* Begin Input rows *
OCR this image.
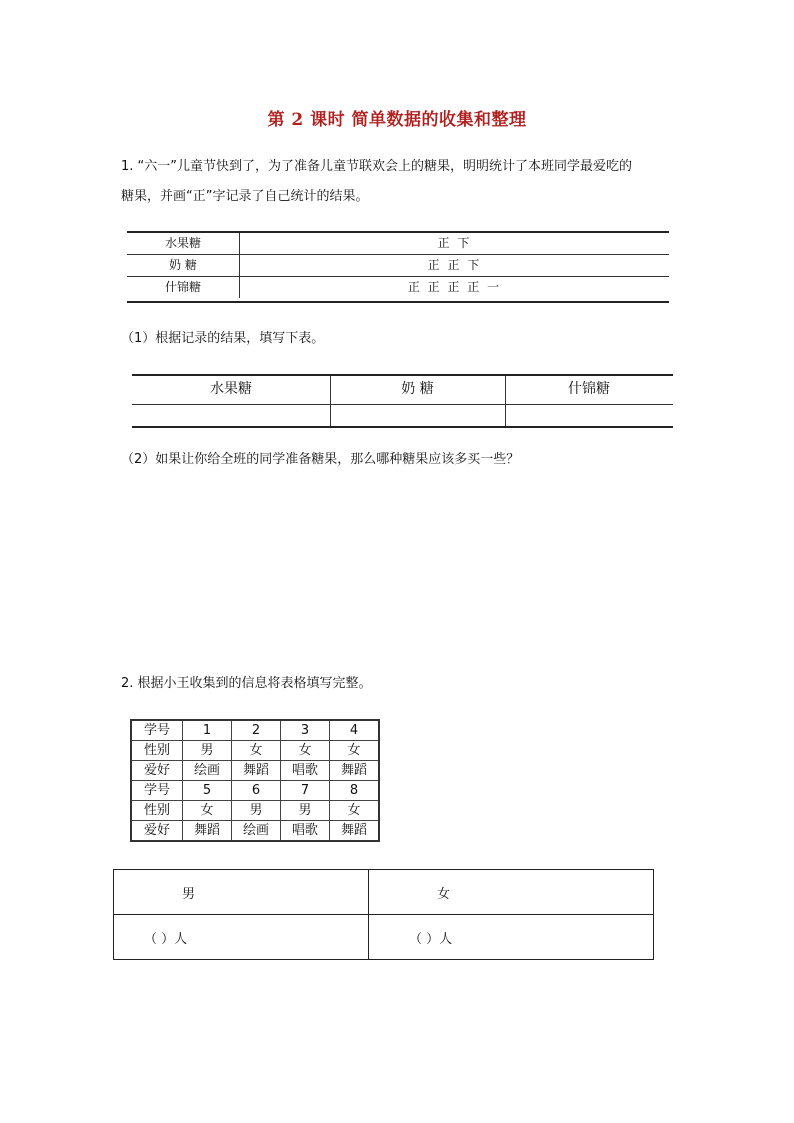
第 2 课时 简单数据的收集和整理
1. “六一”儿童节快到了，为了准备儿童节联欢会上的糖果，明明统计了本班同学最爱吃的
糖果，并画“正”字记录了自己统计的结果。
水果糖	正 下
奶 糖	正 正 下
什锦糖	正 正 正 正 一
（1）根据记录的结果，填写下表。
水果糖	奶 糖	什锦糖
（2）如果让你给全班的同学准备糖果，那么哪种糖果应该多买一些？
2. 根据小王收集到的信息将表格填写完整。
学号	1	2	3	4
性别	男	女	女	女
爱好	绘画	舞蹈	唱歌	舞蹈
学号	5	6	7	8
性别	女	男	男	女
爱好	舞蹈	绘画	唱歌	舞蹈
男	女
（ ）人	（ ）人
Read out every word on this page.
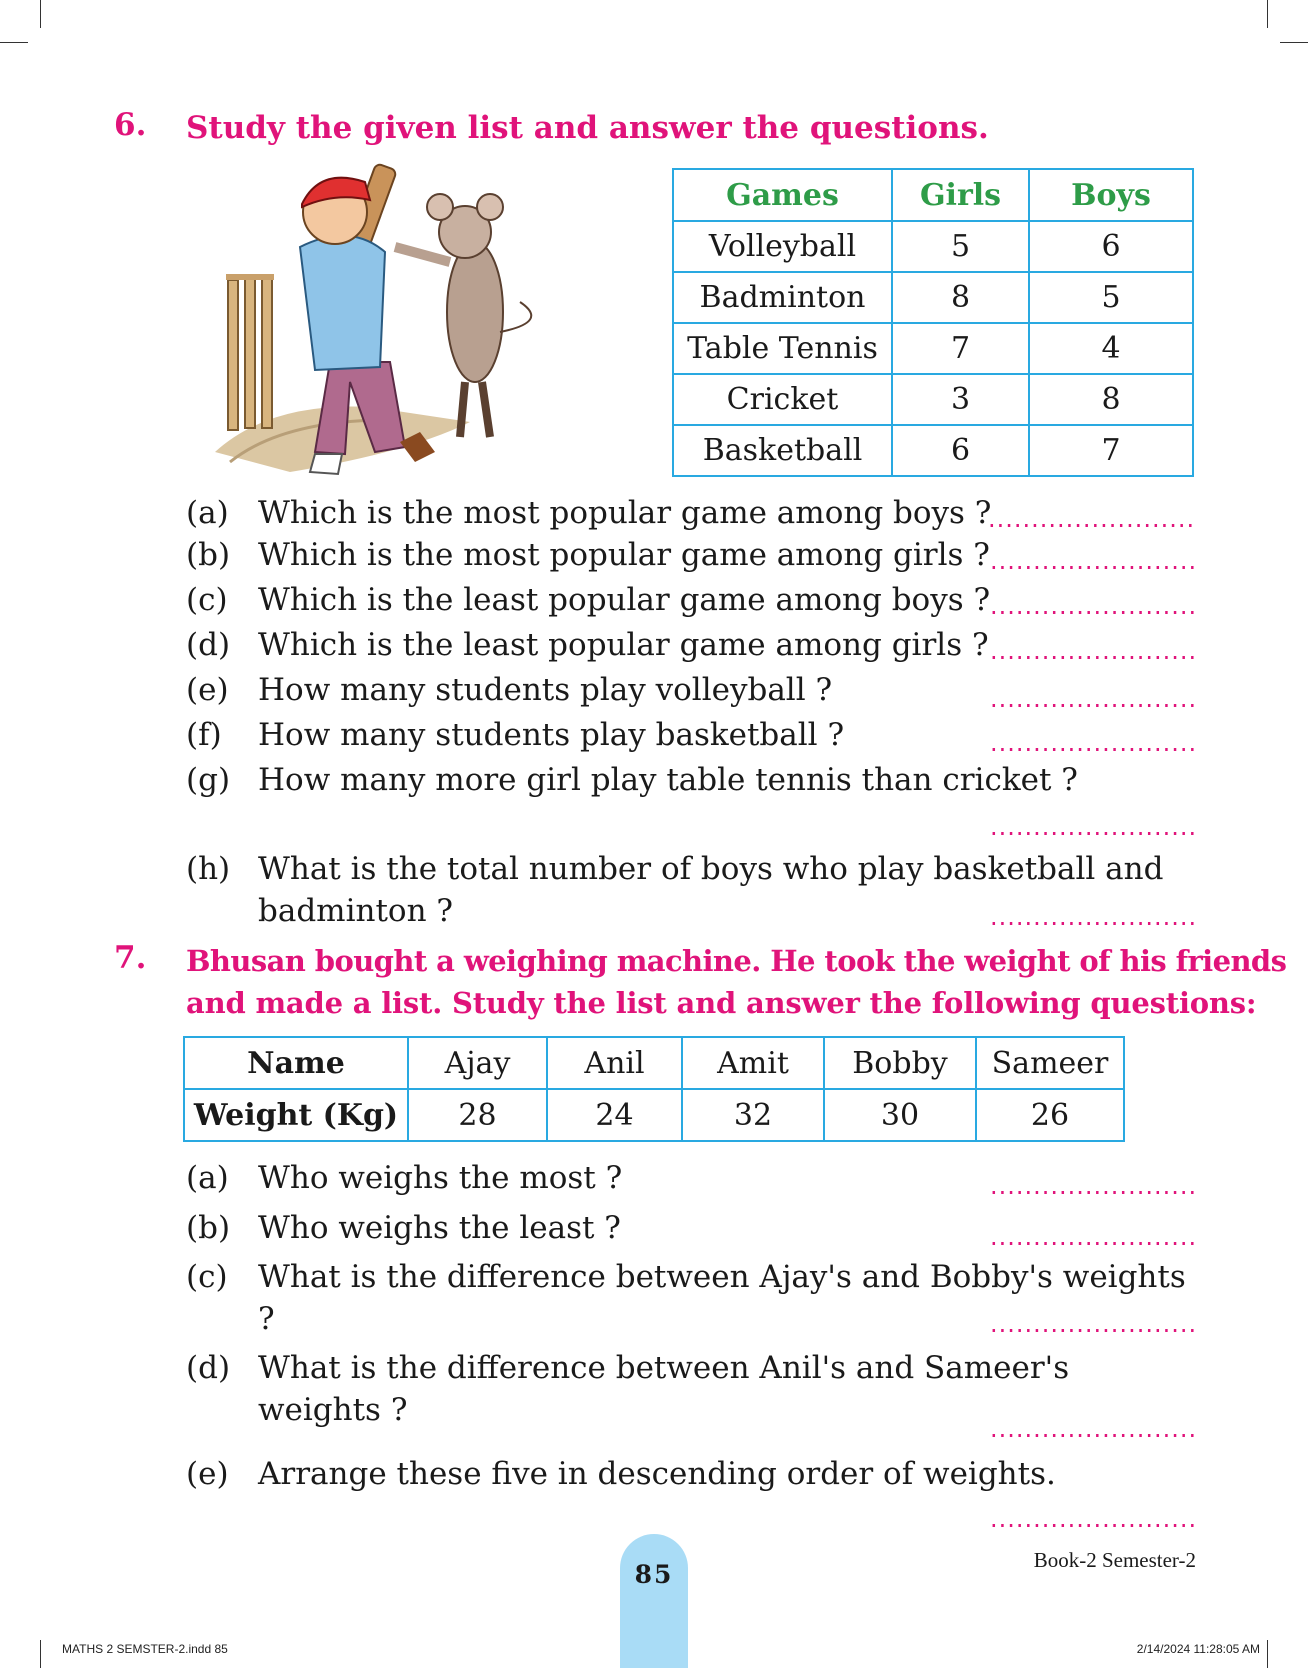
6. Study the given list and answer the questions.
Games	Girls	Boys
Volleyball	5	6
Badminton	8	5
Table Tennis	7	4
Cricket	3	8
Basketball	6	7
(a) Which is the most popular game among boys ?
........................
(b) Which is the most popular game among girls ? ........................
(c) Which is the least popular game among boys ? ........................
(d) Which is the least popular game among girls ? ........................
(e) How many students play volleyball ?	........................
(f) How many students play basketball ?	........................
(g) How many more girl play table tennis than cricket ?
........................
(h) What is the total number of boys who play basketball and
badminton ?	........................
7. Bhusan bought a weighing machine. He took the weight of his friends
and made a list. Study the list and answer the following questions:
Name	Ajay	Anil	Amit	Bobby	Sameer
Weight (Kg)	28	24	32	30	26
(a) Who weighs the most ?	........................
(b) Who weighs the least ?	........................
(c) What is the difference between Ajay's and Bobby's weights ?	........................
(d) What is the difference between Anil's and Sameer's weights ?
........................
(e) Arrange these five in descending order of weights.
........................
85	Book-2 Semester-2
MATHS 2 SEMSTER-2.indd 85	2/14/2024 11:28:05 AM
* End Input rows *
* Begin Input rows *
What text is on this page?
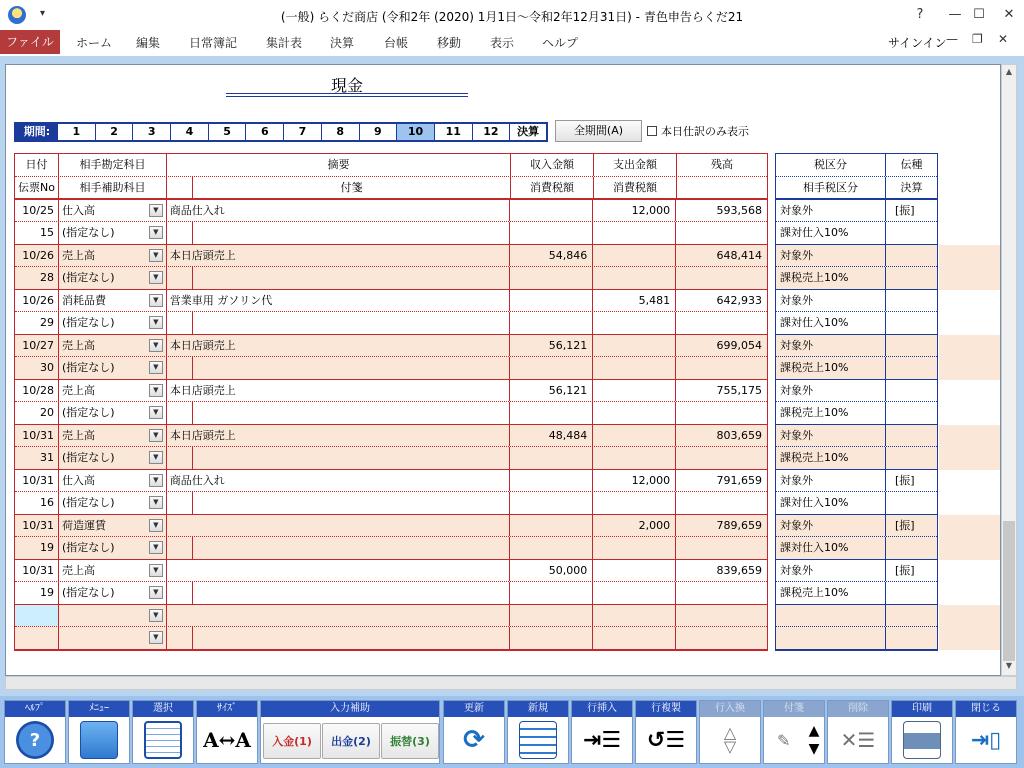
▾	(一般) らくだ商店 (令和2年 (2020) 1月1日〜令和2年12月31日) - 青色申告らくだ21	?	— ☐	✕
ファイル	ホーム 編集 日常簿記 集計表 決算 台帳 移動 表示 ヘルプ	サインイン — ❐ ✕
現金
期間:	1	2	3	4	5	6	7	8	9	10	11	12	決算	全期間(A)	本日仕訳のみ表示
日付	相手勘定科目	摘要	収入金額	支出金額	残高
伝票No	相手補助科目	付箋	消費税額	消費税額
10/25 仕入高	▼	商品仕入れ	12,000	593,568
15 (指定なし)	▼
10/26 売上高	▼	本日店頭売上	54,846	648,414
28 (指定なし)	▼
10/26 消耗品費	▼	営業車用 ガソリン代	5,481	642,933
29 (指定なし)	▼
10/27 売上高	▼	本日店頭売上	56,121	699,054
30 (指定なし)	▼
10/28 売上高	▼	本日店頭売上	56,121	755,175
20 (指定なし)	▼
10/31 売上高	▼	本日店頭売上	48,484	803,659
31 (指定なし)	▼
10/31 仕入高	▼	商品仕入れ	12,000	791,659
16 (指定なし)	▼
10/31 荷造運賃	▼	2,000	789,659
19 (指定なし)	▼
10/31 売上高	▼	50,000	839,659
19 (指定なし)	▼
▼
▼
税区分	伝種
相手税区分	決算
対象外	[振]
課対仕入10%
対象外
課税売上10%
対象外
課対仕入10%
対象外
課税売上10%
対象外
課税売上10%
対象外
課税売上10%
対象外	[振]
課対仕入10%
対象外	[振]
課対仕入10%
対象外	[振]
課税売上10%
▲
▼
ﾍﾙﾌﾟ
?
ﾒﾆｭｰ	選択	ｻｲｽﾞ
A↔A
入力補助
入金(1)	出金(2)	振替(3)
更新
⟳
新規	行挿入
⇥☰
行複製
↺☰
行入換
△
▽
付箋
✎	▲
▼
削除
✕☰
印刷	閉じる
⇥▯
* End Input rows *
* Begin Input rows *
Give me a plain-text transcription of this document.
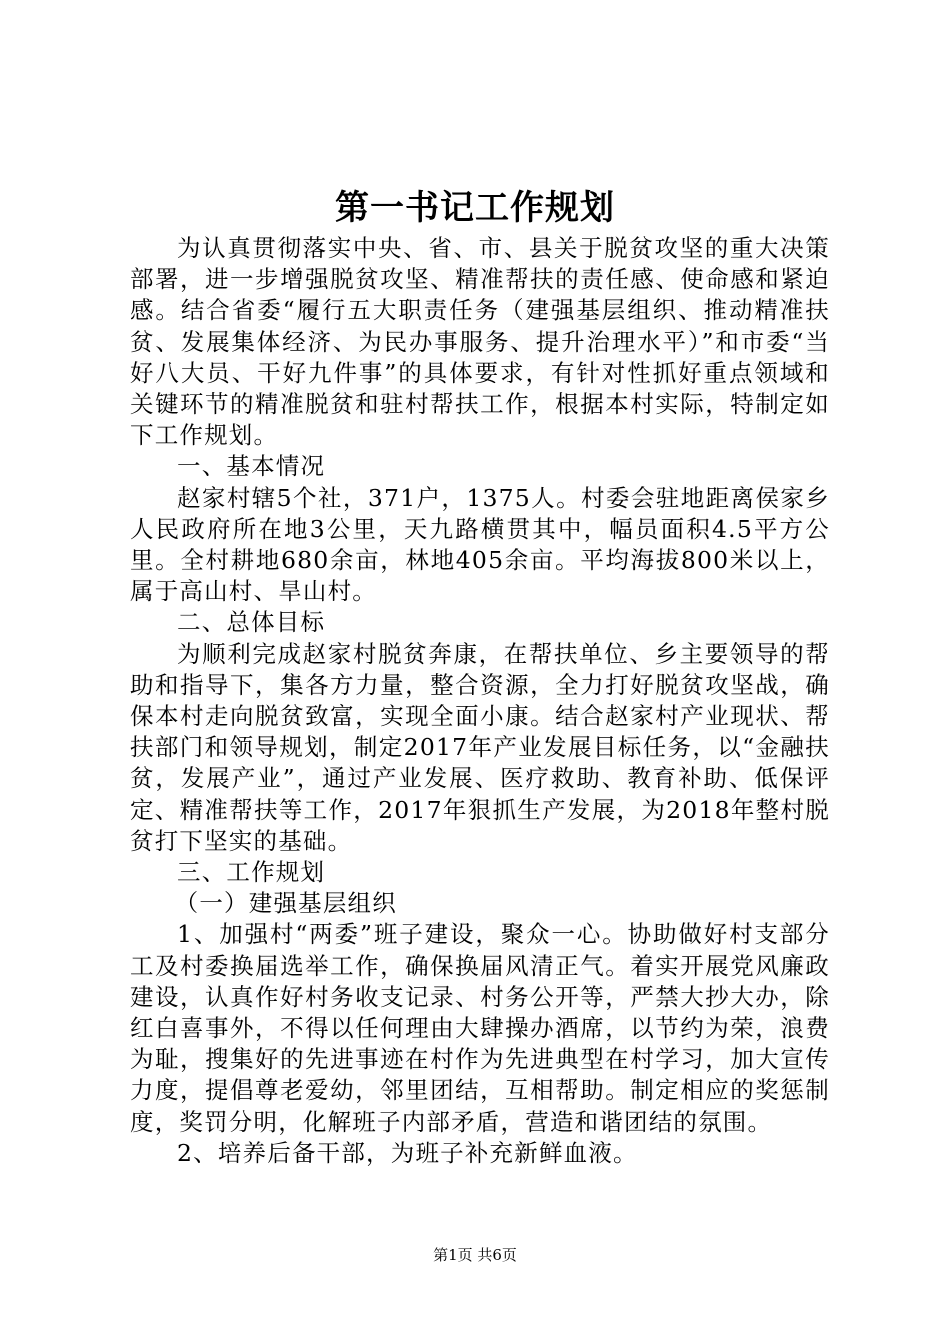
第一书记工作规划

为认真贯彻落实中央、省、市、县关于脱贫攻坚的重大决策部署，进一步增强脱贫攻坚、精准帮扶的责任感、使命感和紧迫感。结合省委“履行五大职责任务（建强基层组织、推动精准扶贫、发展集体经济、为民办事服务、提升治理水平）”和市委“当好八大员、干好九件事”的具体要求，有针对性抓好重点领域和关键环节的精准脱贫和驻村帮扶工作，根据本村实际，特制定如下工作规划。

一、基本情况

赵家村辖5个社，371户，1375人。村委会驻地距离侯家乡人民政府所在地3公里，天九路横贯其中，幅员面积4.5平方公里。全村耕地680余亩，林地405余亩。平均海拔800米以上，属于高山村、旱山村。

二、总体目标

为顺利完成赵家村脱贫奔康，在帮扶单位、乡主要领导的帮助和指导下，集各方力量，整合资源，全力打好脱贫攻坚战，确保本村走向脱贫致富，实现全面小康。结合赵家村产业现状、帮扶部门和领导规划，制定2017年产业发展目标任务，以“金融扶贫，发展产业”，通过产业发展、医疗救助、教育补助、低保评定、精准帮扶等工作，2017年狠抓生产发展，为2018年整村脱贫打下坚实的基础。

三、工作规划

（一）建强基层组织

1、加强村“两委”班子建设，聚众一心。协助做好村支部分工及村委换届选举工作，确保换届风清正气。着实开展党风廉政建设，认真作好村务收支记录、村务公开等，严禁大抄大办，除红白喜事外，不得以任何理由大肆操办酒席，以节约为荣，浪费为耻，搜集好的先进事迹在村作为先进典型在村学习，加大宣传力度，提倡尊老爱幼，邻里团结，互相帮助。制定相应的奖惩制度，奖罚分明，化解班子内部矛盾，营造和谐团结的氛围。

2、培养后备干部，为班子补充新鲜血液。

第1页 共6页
* End Input rows *
**What the task asks:** Count the lines in the records above that contain the word "weights", and give only that number.

**Solution:** 3